Your instructions: Send back the entries below exactly as they appear.
** START Records shown **
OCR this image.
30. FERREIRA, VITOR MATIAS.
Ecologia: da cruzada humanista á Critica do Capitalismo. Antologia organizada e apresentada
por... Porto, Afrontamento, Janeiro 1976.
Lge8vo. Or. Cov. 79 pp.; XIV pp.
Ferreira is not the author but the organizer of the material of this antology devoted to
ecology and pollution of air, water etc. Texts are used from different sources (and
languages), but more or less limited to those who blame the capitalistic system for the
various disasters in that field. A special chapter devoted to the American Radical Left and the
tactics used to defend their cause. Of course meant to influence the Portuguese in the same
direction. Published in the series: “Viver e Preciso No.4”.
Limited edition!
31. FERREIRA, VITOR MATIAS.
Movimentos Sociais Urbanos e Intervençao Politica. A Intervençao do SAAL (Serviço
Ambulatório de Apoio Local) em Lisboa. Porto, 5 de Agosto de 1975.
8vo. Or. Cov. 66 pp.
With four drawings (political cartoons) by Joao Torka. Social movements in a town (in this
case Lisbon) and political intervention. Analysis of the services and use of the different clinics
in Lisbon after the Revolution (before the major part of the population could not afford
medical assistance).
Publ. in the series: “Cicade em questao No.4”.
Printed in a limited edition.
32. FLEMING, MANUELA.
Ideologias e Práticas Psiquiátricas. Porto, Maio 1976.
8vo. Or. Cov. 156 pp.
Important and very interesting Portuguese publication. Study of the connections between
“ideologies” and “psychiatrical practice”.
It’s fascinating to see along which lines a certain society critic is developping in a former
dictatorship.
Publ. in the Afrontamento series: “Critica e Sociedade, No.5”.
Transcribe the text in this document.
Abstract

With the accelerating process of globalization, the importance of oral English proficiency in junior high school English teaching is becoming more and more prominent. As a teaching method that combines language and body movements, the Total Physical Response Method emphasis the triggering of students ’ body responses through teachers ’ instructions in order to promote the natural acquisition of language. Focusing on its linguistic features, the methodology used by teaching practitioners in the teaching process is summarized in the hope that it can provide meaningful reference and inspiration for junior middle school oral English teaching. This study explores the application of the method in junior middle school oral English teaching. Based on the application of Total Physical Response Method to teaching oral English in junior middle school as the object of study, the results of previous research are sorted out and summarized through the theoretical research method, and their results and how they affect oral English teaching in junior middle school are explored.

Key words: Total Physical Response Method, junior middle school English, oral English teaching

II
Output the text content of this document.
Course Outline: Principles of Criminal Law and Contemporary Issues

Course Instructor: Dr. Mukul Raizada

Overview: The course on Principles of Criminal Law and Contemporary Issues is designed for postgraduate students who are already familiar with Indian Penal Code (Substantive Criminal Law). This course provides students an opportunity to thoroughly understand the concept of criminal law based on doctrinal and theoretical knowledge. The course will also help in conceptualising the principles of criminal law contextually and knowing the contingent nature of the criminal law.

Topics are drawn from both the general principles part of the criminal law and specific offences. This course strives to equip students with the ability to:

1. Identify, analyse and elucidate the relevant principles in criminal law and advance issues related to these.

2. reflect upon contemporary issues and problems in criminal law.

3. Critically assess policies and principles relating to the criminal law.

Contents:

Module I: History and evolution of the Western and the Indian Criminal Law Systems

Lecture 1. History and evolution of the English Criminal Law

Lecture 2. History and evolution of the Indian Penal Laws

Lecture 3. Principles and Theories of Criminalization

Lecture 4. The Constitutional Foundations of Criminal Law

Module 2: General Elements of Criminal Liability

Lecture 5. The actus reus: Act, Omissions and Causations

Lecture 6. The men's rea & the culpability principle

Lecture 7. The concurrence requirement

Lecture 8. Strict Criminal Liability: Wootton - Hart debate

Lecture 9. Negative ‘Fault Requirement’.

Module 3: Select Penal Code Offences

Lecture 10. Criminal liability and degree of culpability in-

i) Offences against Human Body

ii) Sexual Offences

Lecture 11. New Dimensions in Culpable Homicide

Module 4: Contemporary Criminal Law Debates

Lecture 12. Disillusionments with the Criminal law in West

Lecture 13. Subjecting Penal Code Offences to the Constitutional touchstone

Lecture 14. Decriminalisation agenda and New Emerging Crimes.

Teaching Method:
** END Records shown **
Worked solution:
OCR this image.
30. FERREIRA, VITOR MATIAS.
Ecologia: da cruzada humanista á Critica do Capitalismo. Antologia organizada e apresentada
por... Porto, Afrontamento, Janeiro 1976.
Lge8vo. Or. Cov. 79 pp.; XIV pp.
Ferreira is not the author but the organizer of the material of this antology devoted to
ecology and pollution of air, water etc. Texts are used from different sources (and
languages), but more or less limited to those who blame the capitalistic system for the
various disasters in that field. A special chapter devoted to the American Radical Left and the
tactics used to defend their cause. Of course meant to influence the Portuguese in the same
direction. Published in the series: “Viver e Preciso No.4”.
Limited edition!
31. FERREIRA, VITOR MATIAS.
Movimentos Sociais Urbanos e Intervençao Politica. A Intervençao do SAAL (Serviço
Ambulatório de Apoio Local) em Lisboa. Porto, 5 de Agosto de 1975.
8vo. Or. Cov. 66 pp.
With four drawings (political cartoons) by Joao Torka. Social movements in a town (in this
case Lisbon) and political intervention. Analysis of the services and use of the different clinics
in Lisbon after the Revolution (before the major part of the population could not afford
medical assistance).
Publ. in the series: “Cicade em questao No.4”.
Printed in a limited edition.
32. FLEMING, MANUELA.
Ideologias e Práticas Psiquiátricas. Porto, Maio 1976.
8vo. Or. Cov. 156 pp.
Important and very interesting Portuguese publication. Study of the connections between
“ideologies” and “psychiatrical practice”.
It’s fascinating to see along which lines a certain society critic is developping in a former
dictatorship.
Publ. in the Afrontamento series: “Critica e Sociedade, No.5”.
Transcribe the text in this document.
Abstract

With the accelerating process of globalization, the importance of oral English proficiency in junior high school English teaching is becoming more and more prominent. As a teaching method that combines language and body movements, the Total Physical Response Method emphasis the triggering of students ’ body responses through teachers ’ instructions in order to promote the natural acquisition of language. Focusing on its linguistic features, the methodology used by teaching practitioners in the teaching process is summarized in the hope that it can provide meaningful reference and inspiration for junior middle school oral English teaching. This study explores the application of the method in junior middle school oral English teaching. Based on the application of Total Physical Response Method to teaching oral English in junior middle school as the object of study, the results of previous research are sorted out and summarized through the theoretical research method, and their results and how they affect oral English teaching in junior middle school are explored.

Key words: Total Physical Response Method, junior middle school English, oral English teaching

II
Output the text content of this document.
Course Outline: Principles of Criminal Law and Contemporary Issues

Course Instructor: Dr. Mukul Raizada

Overview: The course on Principles of Criminal Law and Contemporary Issues is designed for postgraduate students who are already familiar with Indian Penal Code (Substantive Criminal Law). This course provides students an opportunity to thoroughly understand the concept of criminal law based on doctrinal and theoretical knowledge. The course will also help in conceptualising the principles of criminal law contextually and knowing the contingent nature of the criminal law.

Topics are drawn from both the general principles part of the criminal law and specific offences. This course strives to equip students with the ability to:

1. Identify, analyse and elucidate the relevant principles in criminal law and advance issues related to these.

2. reflect upon contemporary issues and problems in criminal law.

3. Critically assess policies and principles relating to the criminal law.

Contents:

Module I: History and evolution of the Western and the Indian Criminal Law Systems

Lecture 1. History and evolution of the English Criminal Law

Lecture 2. History and evolution of the Indian Penal Laws

Lecture 3. Principles and Theories of Criminalization

Lecture 4. The Constitutional Foundations of Criminal Law

Module 2: General Elements of Criminal Liability

Lecture 5. The actus reus: Act, Omissions and Causations

Lecture 6. The men's rea & the culpability principle

Lecture 7. The concurrence requirement

Lecture 8. Strict Criminal Liability: Wootton - Hart debate

Lecture 9. Negative ‘Fault Requirement’.

Module 3: Select Penal Code Offences

Lecture 10. Criminal liability and degree of culpability in-

i) Offences against Human Body

ii) Sexual Offences

Lecture 11. New Dimensions in Culpable Homicide

Module 4: Contemporary Criminal Law Debates

Lecture 12. Disillusionments with the Criminal law in West

Lecture 13. Subjecting Penal Code Offences to the Constitutional touchstone

Lecture 14. Decriminalisation agenda and New Emerging Crimes.

Teaching Method:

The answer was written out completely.